OBJECTIVE: Exactly reproduce each entry, leaving out nothing.
··· WORKING DATA ···
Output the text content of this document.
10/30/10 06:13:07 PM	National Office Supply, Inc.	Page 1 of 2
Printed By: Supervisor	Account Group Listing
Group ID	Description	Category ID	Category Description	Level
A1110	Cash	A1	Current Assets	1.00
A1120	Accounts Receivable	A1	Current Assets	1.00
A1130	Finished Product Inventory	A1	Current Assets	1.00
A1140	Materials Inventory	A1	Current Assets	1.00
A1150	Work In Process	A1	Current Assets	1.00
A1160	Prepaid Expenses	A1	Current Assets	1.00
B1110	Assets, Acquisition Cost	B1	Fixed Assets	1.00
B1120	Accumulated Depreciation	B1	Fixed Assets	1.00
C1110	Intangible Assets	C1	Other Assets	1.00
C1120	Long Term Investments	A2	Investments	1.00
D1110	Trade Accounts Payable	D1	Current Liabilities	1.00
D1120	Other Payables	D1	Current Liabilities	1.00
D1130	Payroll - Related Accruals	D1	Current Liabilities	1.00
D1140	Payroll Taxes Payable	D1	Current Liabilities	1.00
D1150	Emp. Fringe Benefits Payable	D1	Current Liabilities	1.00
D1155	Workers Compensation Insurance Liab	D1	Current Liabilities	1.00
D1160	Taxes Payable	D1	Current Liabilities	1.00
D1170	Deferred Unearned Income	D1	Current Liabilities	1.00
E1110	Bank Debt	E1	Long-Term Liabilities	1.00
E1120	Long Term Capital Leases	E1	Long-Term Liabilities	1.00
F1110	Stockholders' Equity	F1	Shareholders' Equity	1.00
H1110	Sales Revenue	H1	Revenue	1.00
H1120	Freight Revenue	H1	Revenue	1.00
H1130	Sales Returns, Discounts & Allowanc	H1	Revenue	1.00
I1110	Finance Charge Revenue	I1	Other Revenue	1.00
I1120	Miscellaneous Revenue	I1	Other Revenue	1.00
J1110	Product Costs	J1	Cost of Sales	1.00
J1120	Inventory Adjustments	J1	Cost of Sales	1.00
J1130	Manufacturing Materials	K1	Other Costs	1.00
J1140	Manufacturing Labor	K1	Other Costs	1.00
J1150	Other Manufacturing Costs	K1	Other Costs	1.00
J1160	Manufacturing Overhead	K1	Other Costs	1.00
···
COMPLETE RESPONSE:
Output the text content of this document.
10/30/10 06:13:07 PM	National Office Supply, Inc.	Page 1 of 2
Printed By: Supervisor	Account Group Listing
Group ID	Description	Category ID	Category Description	Level
A1110	Cash	A1	Current Assets	1.00
A1120	Accounts Receivable	A1	Current Assets	1.00
A1130	Finished Product Inventory	A1	Current Assets	1.00
A1140	Materials Inventory	A1	Current Assets	1.00
A1150	Work In Process	A1	Current Assets	1.00
A1160	Prepaid Expenses	A1	Current Assets	1.00
B1110	Assets, Acquisition Cost	B1	Fixed Assets	1.00
B1120	Accumulated Depreciation	B1	Fixed Assets	1.00
C1110	Intangible Assets	C1	Other Assets	1.00
C1120	Long Term Investments	A2	Investments	1.00
D1110	Trade Accounts Payable	D1	Current Liabilities	1.00
D1120	Other Payables	D1	Current Liabilities	1.00
D1130	Payroll - Related Accruals	D1	Current Liabilities	1.00
D1140	Payroll Taxes Payable	D1	Current Liabilities	1.00
D1150	Emp. Fringe Benefits Payable	D1	Current Liabilities	1.00
D1155	Workers Compensation Insurance Liab	D1	Current Liabilities	1.00
D1160	Taxes Payable	D1	Current Liabilities	1.00
D1170	Deferred Unearned Income	D1	Current Liabilities	1.00
E1110	Bank Debt	E1	Long-Term Liabilities	1.00
E1120	Long Term Capital Leases	E1	Long-Term Liabilities	1.00
F1110	Stockholders' Equity	F1	Shareholders' Equity	1.00
H1110	Sales Revenue	H1	Revenue	1.00
H1120	Freight Revenue	H1	Revenue	1.00
H1130	Sales Returns, Discounts & Allowanc	H1	Revenue	1.00
I1110	Finance Charge Revenue	I1	Other Revenue	1.00
I1120	Miscellaneous Revenue	I1	Other Revenue	1.00
J1110	Product Costs	J1	Cost of Sales	1.00
J1120	Inventory Adjustments	J1	Cost of Sales	1.00
J1130	Manufacturing Materials	K1	Other Costs	1.00
J1140	Manufacturing Labor	K1	Other Costs	1.00
J1150	Other Manufacturing Costs	K1	Other Costs	1.00
J1160	Manufacturing Overhead	K1	Other Costs	1.00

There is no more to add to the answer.